▸ **PROBLEM REQUIREMENTS**
Wherever a line holds the word "torque", copy that line out.

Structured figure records

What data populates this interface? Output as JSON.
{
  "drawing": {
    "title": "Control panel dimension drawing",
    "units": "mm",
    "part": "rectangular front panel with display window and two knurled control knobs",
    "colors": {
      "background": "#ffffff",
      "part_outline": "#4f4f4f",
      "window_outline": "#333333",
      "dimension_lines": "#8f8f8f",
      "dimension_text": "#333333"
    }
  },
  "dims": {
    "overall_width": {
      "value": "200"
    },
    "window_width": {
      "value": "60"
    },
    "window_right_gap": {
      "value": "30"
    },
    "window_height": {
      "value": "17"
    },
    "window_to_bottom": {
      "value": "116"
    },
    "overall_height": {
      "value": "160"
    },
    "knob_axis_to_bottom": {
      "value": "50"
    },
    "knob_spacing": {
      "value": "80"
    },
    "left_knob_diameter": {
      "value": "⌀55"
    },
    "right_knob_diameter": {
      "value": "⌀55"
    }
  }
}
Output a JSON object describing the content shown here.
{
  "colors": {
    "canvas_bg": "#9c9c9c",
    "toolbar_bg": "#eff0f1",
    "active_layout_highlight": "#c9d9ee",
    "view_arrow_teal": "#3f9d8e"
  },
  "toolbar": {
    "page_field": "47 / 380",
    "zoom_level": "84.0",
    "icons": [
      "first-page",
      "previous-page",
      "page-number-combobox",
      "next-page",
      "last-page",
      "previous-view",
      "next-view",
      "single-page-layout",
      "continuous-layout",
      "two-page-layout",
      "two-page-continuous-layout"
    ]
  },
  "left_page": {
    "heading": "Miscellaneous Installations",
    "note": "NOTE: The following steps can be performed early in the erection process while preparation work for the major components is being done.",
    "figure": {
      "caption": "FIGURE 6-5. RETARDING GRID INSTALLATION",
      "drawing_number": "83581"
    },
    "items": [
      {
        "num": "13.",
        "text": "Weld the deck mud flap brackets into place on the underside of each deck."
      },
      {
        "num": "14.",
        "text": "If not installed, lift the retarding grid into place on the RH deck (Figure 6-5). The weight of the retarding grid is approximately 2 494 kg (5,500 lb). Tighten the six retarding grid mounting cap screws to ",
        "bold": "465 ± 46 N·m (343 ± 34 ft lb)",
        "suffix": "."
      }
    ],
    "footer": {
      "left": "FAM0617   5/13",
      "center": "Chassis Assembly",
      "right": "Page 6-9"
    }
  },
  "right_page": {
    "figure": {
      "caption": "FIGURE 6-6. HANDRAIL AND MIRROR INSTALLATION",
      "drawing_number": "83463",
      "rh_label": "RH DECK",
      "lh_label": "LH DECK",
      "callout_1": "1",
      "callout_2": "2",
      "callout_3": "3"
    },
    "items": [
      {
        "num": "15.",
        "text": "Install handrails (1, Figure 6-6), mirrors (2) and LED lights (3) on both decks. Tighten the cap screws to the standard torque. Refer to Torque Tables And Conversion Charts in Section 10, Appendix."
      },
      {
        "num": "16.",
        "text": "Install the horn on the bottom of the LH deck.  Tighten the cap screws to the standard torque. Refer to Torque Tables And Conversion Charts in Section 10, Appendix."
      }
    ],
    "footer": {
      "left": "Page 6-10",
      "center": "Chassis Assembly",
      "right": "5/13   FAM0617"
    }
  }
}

▸ **COMPLETED TASK**
        "text": "Install handrails (1, Figure 6-6), mirrors (2) and LED lights (3) on both decks. Tighten the cap screws to the standard torque. Refer to Torque Tables And Conversion Charts in Section 10, Appendix."
        "text": "Install the horn on the bottom of the LH deck.  Tighten the cap screws to the standard torque. Refer to Torque Tables And Conversion Charts in Section 10, Appendix."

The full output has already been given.